# Data extract start
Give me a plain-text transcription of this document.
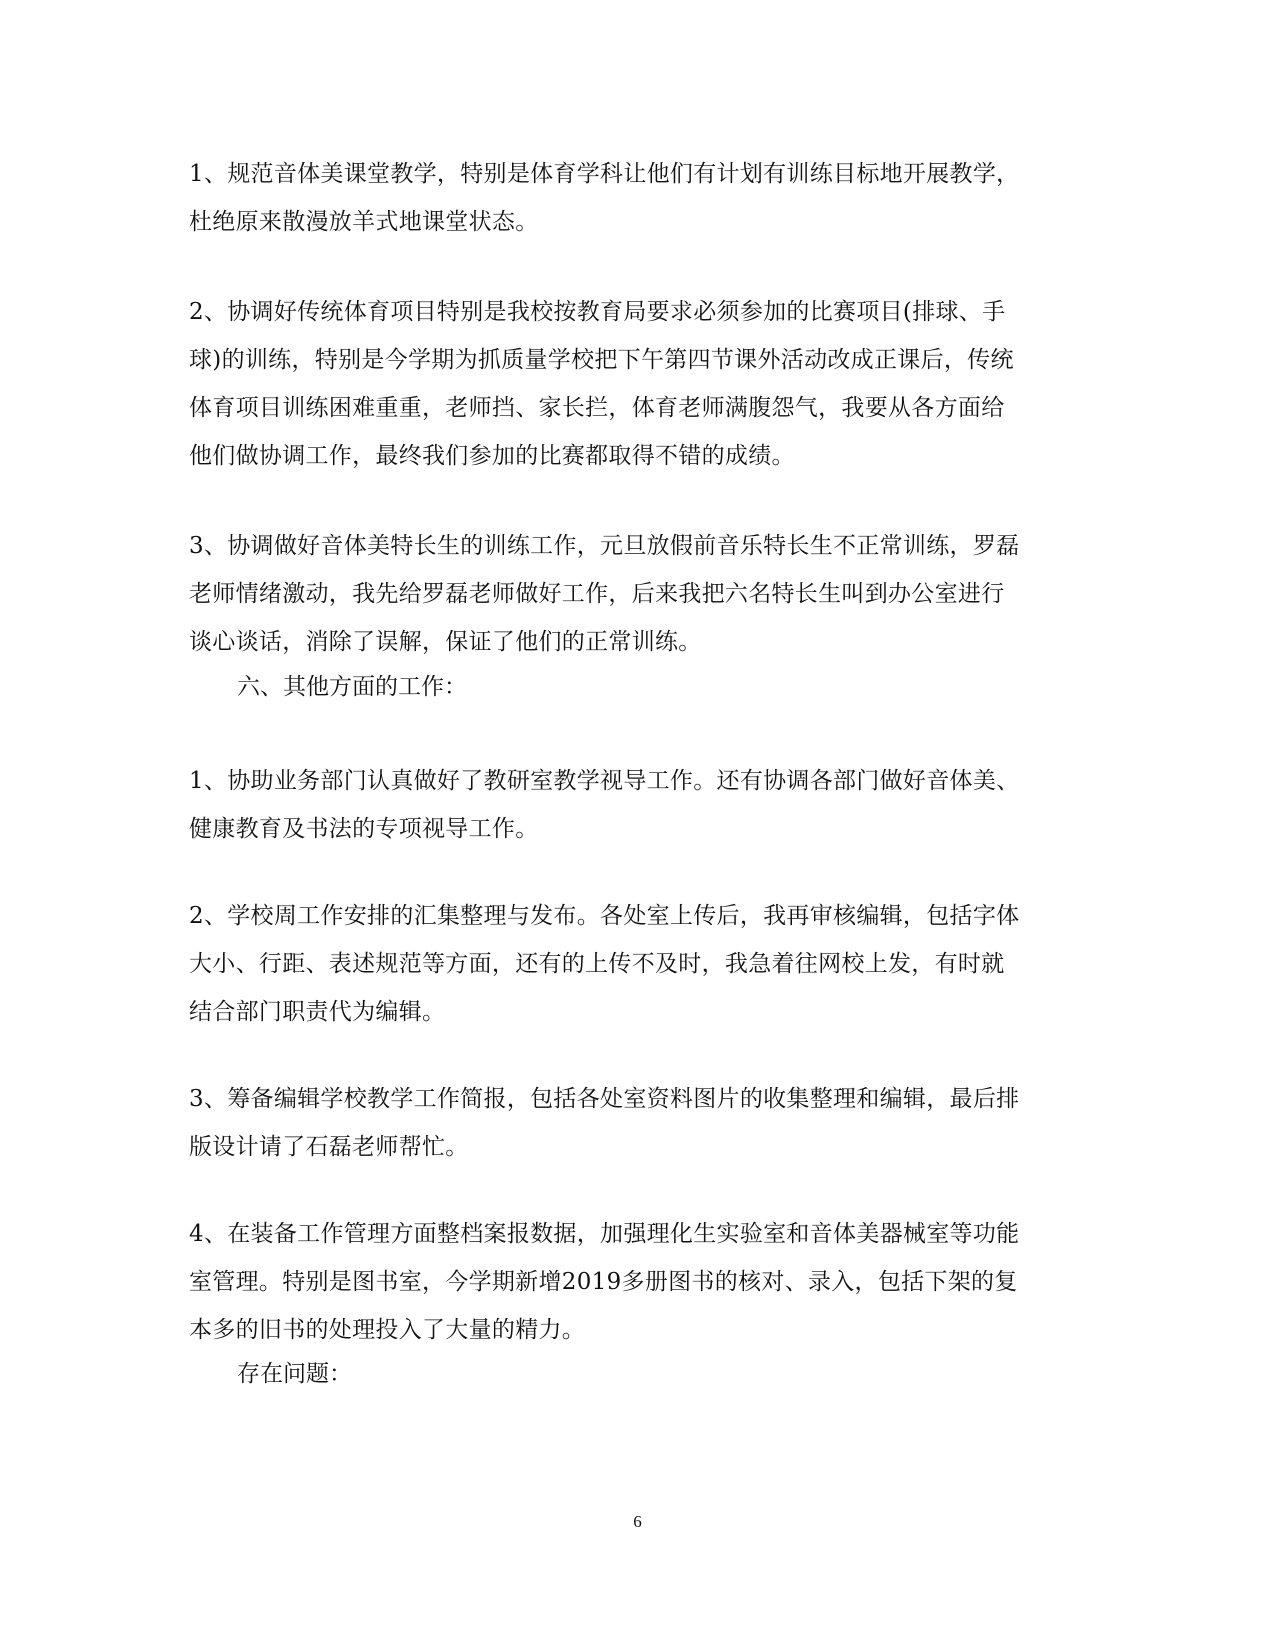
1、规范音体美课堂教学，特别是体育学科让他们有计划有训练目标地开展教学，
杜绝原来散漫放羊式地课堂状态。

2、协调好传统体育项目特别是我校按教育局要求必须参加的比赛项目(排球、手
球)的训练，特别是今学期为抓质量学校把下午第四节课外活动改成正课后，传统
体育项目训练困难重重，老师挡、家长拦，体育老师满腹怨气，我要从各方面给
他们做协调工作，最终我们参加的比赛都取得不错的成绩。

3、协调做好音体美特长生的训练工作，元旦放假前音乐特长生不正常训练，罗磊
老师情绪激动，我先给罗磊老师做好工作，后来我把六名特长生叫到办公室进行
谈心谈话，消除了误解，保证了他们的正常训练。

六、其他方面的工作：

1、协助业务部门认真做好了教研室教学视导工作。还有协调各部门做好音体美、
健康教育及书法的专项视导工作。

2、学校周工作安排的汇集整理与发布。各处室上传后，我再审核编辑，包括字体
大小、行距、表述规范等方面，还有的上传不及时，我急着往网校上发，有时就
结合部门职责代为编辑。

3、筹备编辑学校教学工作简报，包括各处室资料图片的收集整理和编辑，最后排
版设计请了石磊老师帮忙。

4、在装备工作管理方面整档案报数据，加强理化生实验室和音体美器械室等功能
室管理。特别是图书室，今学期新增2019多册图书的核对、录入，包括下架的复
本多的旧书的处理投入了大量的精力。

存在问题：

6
# Data extract end
# Data extract start
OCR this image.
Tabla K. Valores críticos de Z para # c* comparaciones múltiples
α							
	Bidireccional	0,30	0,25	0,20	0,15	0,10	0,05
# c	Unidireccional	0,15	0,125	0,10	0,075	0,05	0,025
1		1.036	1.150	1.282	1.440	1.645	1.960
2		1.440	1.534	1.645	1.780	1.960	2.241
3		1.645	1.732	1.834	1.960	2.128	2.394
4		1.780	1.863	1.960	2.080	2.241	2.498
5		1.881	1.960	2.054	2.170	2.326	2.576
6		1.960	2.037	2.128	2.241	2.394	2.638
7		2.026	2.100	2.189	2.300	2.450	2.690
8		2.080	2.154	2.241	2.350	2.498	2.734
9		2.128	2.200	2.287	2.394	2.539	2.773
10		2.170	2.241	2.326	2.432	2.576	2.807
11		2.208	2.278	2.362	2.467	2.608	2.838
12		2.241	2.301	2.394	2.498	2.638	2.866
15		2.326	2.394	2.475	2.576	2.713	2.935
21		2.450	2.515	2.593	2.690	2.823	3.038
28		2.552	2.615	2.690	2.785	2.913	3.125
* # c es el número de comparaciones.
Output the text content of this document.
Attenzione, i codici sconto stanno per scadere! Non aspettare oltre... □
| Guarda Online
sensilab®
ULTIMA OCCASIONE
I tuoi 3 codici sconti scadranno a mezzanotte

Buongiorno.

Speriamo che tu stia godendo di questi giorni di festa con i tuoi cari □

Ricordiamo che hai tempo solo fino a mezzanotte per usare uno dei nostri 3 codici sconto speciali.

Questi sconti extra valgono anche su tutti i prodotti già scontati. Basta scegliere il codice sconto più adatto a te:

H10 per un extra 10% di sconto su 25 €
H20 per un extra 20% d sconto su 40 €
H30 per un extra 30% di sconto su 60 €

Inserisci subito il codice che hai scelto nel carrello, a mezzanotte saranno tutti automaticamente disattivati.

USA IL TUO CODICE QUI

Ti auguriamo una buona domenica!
# Data extract end
# Data extract start
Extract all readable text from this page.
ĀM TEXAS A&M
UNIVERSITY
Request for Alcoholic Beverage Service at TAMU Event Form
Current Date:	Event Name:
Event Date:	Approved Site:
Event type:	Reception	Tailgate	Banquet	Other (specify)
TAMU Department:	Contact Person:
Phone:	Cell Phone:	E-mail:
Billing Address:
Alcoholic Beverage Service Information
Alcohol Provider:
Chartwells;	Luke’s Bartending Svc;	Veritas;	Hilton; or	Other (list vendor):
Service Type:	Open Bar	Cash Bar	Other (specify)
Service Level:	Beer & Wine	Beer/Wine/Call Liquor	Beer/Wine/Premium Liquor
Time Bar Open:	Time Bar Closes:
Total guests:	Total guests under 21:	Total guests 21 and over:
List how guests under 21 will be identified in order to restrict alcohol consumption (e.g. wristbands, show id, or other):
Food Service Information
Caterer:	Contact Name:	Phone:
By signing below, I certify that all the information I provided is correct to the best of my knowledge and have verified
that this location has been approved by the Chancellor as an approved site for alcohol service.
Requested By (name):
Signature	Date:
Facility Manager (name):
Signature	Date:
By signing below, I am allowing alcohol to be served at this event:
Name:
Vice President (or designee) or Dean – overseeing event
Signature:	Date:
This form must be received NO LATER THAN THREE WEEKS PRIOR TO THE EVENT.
# Data extract end
### Instructions for the task:
Using the records above, copy every line that has the word "Phone" in it.

### Written response:
Phone:	Cell Phone:	E-mail:
Caterer:	Contact Name:	Phone:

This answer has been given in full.